-- Start --
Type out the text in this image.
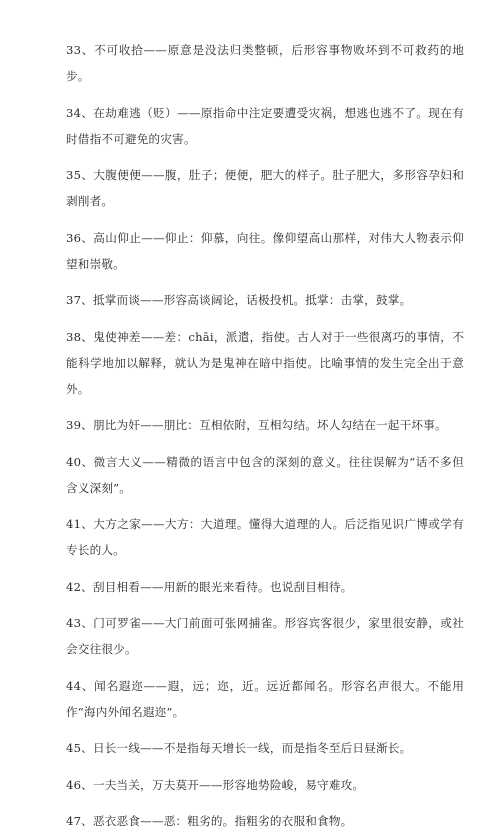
33、不可收拾——原意是没法归类整顿，后形容事物败坏到不可救药的地步。

34、在劫难逃（贬）——原指命中注定要遭受灾祸，想逃也逃不了。现在有时借指不可避免的灾害。

35、大腹便便——腹，肚子；便便，肥大的样子。肚子肥大，多形容孕妇和剥削者。

36、高山仰止——仰止：仰慕，向往。像仰望高山那样，对伟大人物表示仰望和崇敬。

37、抵掌而谈——形容高谈阔论，话极投机。抵掌：击掌，鼓掌。

38、鬼使神差——差：chāi，派遣，指使。古人对于一些很离巧的事情，不能科学地加以解释，就认为是鬼神在暗中指使。比喻事情的发生完全出于意外。

39、朋比为奸——朋比：互相依附，互相勾结。坏人勾结在一起干坏事。

40、微言大义——精微的语言中包含的深刻的意义。往往误解为“话不多但含义深刻”。

41、大方之家——大方：大道理。懂得大道理的人。后泛指见识广博或学有专长的人。

42、刮目相看——用新的眼光来看待。也说刮目相待。

43、门可罗雀——大门前面可张网捕雀。形容宾客很少，家里很安静，或社会交往很少。

44、闻名遐迩——遐，远；迩，近。远近都闻名。形容名声很大。不能用作“海内外闻名遐迩”。

45、日长一线——不是指每天增长一线，而是指冬至后日昼渐长。

46、一夫当关，万夫莫开——形容地势险峻，易守难攻。

47、恶衣恶食——恶：粗劣的。指粗劣的衣服和食物。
-- End --
#### [WORK REQUIRED]
The records above must be printed exactly; the pictures stay out.

#### [TASK ANSWER]
Type out the text in this image.
33、不可收拾——原意是没法归类整顿，后形容事物败坏到不可救药的地步。

34、在劫难逃（贬）——原指命中注定要遭受灾祸，想逃也逃不了。现在有时借指不可避免的灾害。

35、大腹便便——腹，肚子；便便，肥大的样子。肚子肥大，多形容孕妇和剥削者。

36、高山仰止——仰止：仰慕，向往。像仰望高山那样，对伟大人物表示仰望和崇敬。

37、抵掌而谈——形容高谈阔论，话极投机。抵掌：击掌，鼓掌。

38、鬼使神差——差：chāi，派遣，指使。古人对于一些很离巧的事情，不能科学地加以解释，就认为是鬼神在暗中指使。比喻事情的发生完全出于意外。

39、朋比为奸——朋比：互相依附，互相勾结。坏人勾结在一起干坏事。

40、微言大义——精微的语言中包含的深刻的意义。往往误解为“话不多但含义深刻”。

41、大方之家——大方：大道理。懂得大道理的人。后泛指见识广博或学有专长的人。

42、刮目相看——用新的眼光来看待。也说刮目相待。

43、门可罗雀——大门前面可张网捕雀。形容宾客很少，家里很安静，或社会交往很少。

44、闻名遐迩——遐，远；迩，近。远近都闻名。形容名声很大。不能用作“海内外闻名遐迩”。

45、日长一线——不是指每天增长一线，而是指冬至后日昼渐长。

46、一夫当关，万夫莫开——形容地势险峻，易守难攻。

47、恶衣恶食——恶：粗劣的。指粗劣的衣服和食物。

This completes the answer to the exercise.